Given exercise: All the data below goes into the copy word for word, but the pictures don't.

Given data:
________________________

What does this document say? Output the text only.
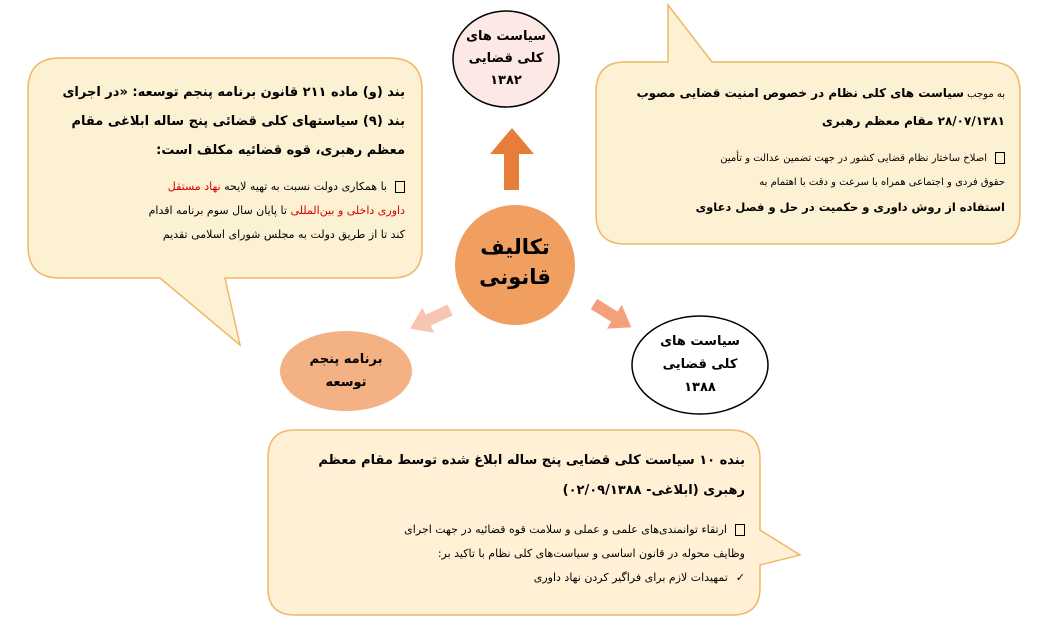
تکالیف
قانونی
سیاست های
کلی قضایی
۱۳۸۲
سیاست های
کلی قضایی
۱۳۸۸
برنامه پنجم
توسعه
بند (و) ماده ۲۱۱ قانون برنامه پنجم توسعه: «در اجرای
بند (۹) سیاستهای کلی قضائی پنج ساله ابلاغی مقام
معظم رهبری، قوه قضائیه مکلف است:
با همکاری دولت نسبت به تهیه لایحه نهاد مستقل
داوری داخلی و بین‌المللی تا پایان سال سوم برنامه اقدام
کند تا از طریق دولت به مجلس شورای اسلامی تقدیم
به موجب سیاست های کلی نظام در خصوص امنیت قضایی مصوب
۲۸/۰۷/۱۳۸۱ مقام معظم رهبری
اصلاح ساختار نظام قضایی کشور در جهت تضمین عدالت و تأمین
حقوق فردی و اجتماعی همراه با سرعت و دقت با اهتمام به
استفاده از روش داوری و حکمیت در حل و فصل دعاوی
بنده ۱۰ سیاست کلی قضایی پنج ساله ابلاغ شده توسط مقام معظم
رهبری (ابلاغی- ۰۲/۰۹/۱۳۸۸)
ارتقاء توانمندی‌های علمی و عملی و سلامت قوه قضائیه در جهت اجرای
وظایف محوله در قانون اساسی و سیاست‌های کلی نظام با تاکید بر:
✓تمهیدات لازم برای فراگیر کردن نهاد داوری
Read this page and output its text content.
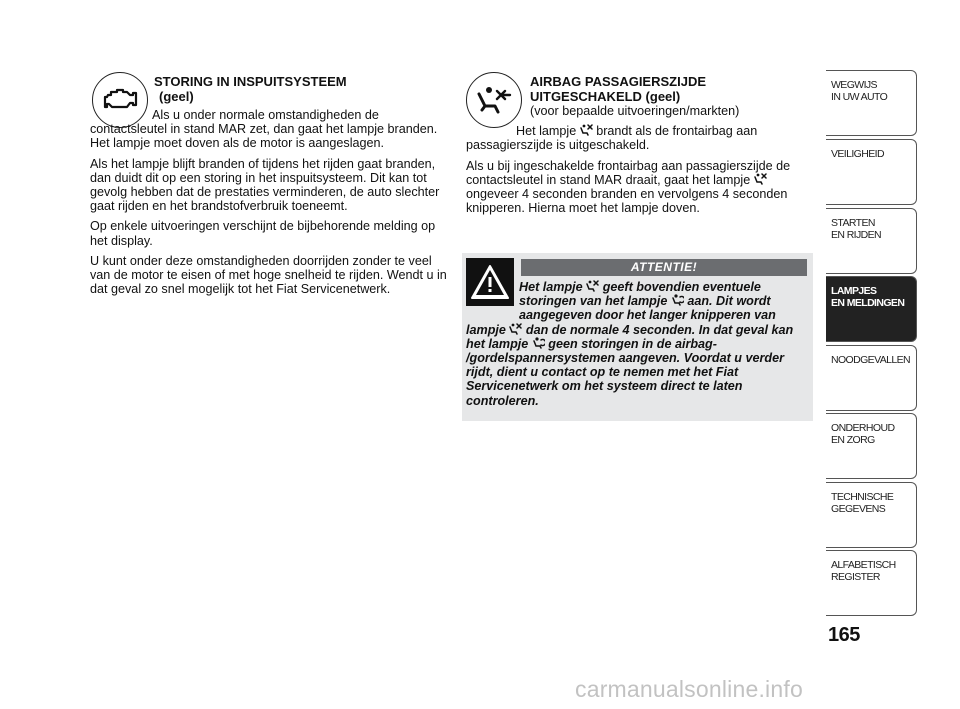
STORING IN INSPUITSYSTEEM
(geel)

Als u onder normale omstandigheden de contactsleutel in stand MAR zet, dan gaat het lampje branden. Het lampje moet doven als de motor is aangeslagen.

Als het lampje blijft branden of tijdens het rijden gaat branden, dan duidt dit op een storing in het inspuitsysteem. Dit kan tot gevolg hebben dat de prestaties verminderen, de auto slechter gaat rijden en het brandstofverbruik toeneemt.

Op enkele uitvoeringen verschijnt de bijbehorende melding op het display.

U kunt onder deze omstandigheden doorrijden zonder te veel van de motor te eisen of met hoge snelheid te rijden. Wendt u in dat geval zo snel mogelijk tot het Fiat Servicenetwerk.

AIRBAG PASSAGIERSZIJDE
UITGESCHAKELD (geel)
(voor bepaalde uitvoeringen/markten)

Het lampje brandt als de frontairbag aan passagierszijde is uitgeschakeld.

Als u bij ingeschakelde frontairbag aan passagierszijde de contactsleutel in stand MAR draait, gaat het lampje  ongeveer 4 seconden branden en vervolgens 4 seconden knipperen. Hierna moet het lampje doven.

ATTENTIE!
Het lampje geeft bovendien eventuele storingen van het lampje aan. Dit wordt aangegeven door het langer knipperen van lampje dan de normale 4 seconden. In dat geval kan het lampje geen storingen in de airbag- /gordelspannersystemen aangeven. Voordat u verder rijdt, dient u contact op te nemen met het Fiat Servicenetwerk om het systeem direct te laten controleren.
WEGWIJS
IN UW AUTO
VEILIGHEID
STARTEN
EN RIJDEN
LAMPJES
EN MELDINGEN
NOODGEVALLEN
ONDERHOUD
EN ZORG
TECHNISCHE
GEGEVENS
ALFABETISCH
REGISTER
165
carmanualsonline.info
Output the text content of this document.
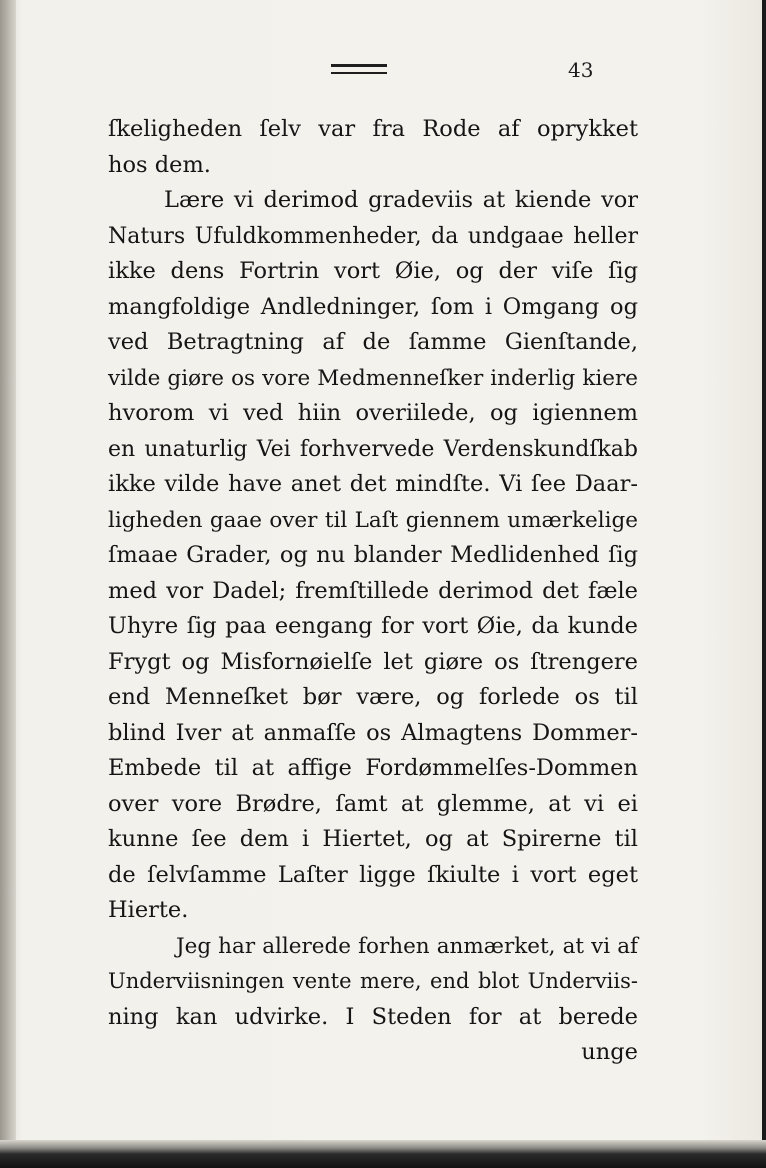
43
ſkeligheden ſelv var fra Rode af oprykket
hos dem.
Lære vi derimod gradeviis at kiende vor
Naturs Ufuldkommenheder, da undgaae heller
ikke dens Fortrin vort Øie, og der viſe ſig
mangfoldige Andledninger, ſom i Omgang og
ved Betragtning af de ſamme Gienſtande,
vilde giøre os vore Medmenneſker inderlig kiere
hvorom vi ved hiin overiilede, og igiennem
en unaturlig Vei forhvervede Verdenskundſkab
ikke vilde have anet det mindſte. Vi ſee Daar-
ligheden gaae over til Laſt giennem umærkelige
ſmaae Grader, og nu blander Medlidenhed ſig
med vor Dadel; fremſtillede derimod det fæle
Uhyre ſig paa eengang for vort Øie, da kunde
Frygt og Misfornøielſe let giøre os ſtrengere
end Menneſket bør være, og forlede os til
blind Iver at anmaſſe os Almagtens Dommer-
Embede til at affige Fordømmelſes-Dommen
over vore Brødre, ſamt at glemme, at vi ei
kunne ſee dem i Hiertet, og at Spirerne til
de ſelvſamme Laſter ligge ſkiulte i vort eget
Hierte.
Jeg har allerede forhen anmærket, at vi af
Underviisningen vente mere, end blot Underviis-
ning kan udvirke. I Steden for at berede
unge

________________________

Exercise answer:
What does this document say? Output the text only.
تکالیف
قانونی
سیاست های
کلی قضایی
۱۳۸۲
سیاست های
کلی قضایی
۱۳۸۸
برنامه پنجم
توسعه
بند (و) ماده ۲۱۱ قانون برنامه پنجم توسعه: «در اجرای
بند (۹) سیاستهای کلی قضائی پنج ساله ابلاغی مقام
معظم رهبری، قوه قضائیه مکلف است:
با همکاری دولت نسبت به تهیه لایحه نهاد مستقل
داوری داخلی و بین‌المللی تا پایان سال سوم برنامه اقدام
کند تا از طریق دولت به مجلس شورای اسلامی تقدیم
به موجب سیاست های کلی نظام در خصوص امنیت قضایی مصوب
۲۸/۰۷/۱۳۸۱ مقام معظم رهبری
اصلاح ساختار نظام قضایی کشور در جهت تضمین عدالت و تأمین
حقوق فردی و اجتماعی همراه با سرعت و دقت با اهتمام به
استفاده از روش داوری و حکمیت در حل و فصل دعاوی
بنده ۱۰ سیاست کلی قضایی پنج ساله ابلاغ شده توسط مقام معظم
رهبری (ابلاغی- ۰۲/۰۹/۱۳۸۸)
ارتقاء توانمندی‌های علمی و عملی و سلامت قوه قضائیه در جهت اجرای
وظایف محوله در قانون اساسی و سیاست‌های کلی نظام با تاکید بر:
✓تمهیدات لازم برای فراگیر کردن نهاد داوری
Read this page and output its text content.
STORING IN INSPUITSYSTEEM
(geel)

Als u onder normale omstandigheden de contactsleutel in stand MAR zet, dan gaat het lampje branden. Het lampje moet doven als de motor is aangeslagen.

Als het lampje blijft branden of tijdens het rijden gaat branden, dan duidt dit op een storing in het inspuitsysteem. Dit kan tot gevolg hebben dat de prestaties verminderen, de auto slechter gaat rijden en het brandstofverbruik toeneemt.

Op enkele uitvoeringen verschijnt de bijbehorende melding op het display.

U kunt onder deze omstandigheden doorrijden zonder te veel van de motor te eisen of met hoge snelheid te rijden. Wendt u in dat geval zo snel mogelijk tot het Fiat Servicenetwerk.

AIRBAG PASSAGIERSZIJDE
UITGESCHAKELD (geel)
(voor bepaalde uitvoeringen/markten)

Het lampje brandt als de frontairbag aan passagierszijde is uitgeschakeld.

Als u bij ingeschakelde frontairbag aan passagierszijde de contactsleutel in stand MAR draait, gaat het lampje  ongeveer 4 seconden branden en vervolgens 4 seconden knipperen. Hierna moet het lampje doven.

ATTENTIE!
Het lampje geeft bovendien eventuele storingen van het lampje aan. Dit wordt aangegeven door het langer knipperen van lampje dan de normale 4 seconden. In dat geval kan het lampje geen storingen in de airbag- /gordelspannersystemen aangeven. Voordat u verder rijdt, dient u contact op te nemen met het Fiat Servicenetwerk om het systeem direct te laten controleren.
WEGWIJS
IN UW AUTO
VEILIGHEID
STARTEN
EN RIJDEN
LAMPJES
EN MELDINGEN
NOODGEVALLEN
ONDERHOUD
EN ZORG
TECHNISCHE
GEGEVENS
ALFABETISCH
REGISTER
165
carmanualsonline.info
Output the text content of this document.
43
ſkeligheden ſelv var fra Rode af oprykket
hos dem.
Lære vi derimod gradeviis at kiende vor
Naturs Ufuldkommenheder, da undgaae heller
ikke dens Fortrin vort Øie, og der viſe ſig
mangfoldige Andledninger, ſom i Omgang og
ved Betragtning af de ſamme Gienſtande,
vilde giøre os vore Medmenneſker inderlig kiere
hvorom vi ved hiin overiilede, og igiennem
en unaturlig Vei forhvervede Verdenskundſkab
ikke vilde have anet det mindſte. Vi ſee Daar-
ligheden gaae over til Laſt giennem umærkelige
ſmaae Grader, og nu blander Medlidenhed ſig
med vor Dadel; fremſtillede derimod det fæle
Uhyre ſig paa eengang for vort Øie, da kunde
Frygt og Misfornøielſe let giøre os ſtrengere
end Menneſket bør være, og forlede os til
blind Iver at anmaſſe os Almagtens Dommer-
Embede til at affige Fordømmelſes-Dommen
over vore Brødre, ſamt at glemme, at vi ei
kunne ſee dem i Hiertet, og at Spirerne til
de ſelvſamme Laſter ligge ſkiulte i vort eget
Hierte.
Jeg har allerede forhen anmærket, at vi af
Underviisningen vente mere, end blot Underviis-
ning kan udvirke. I Steden for at berede
unge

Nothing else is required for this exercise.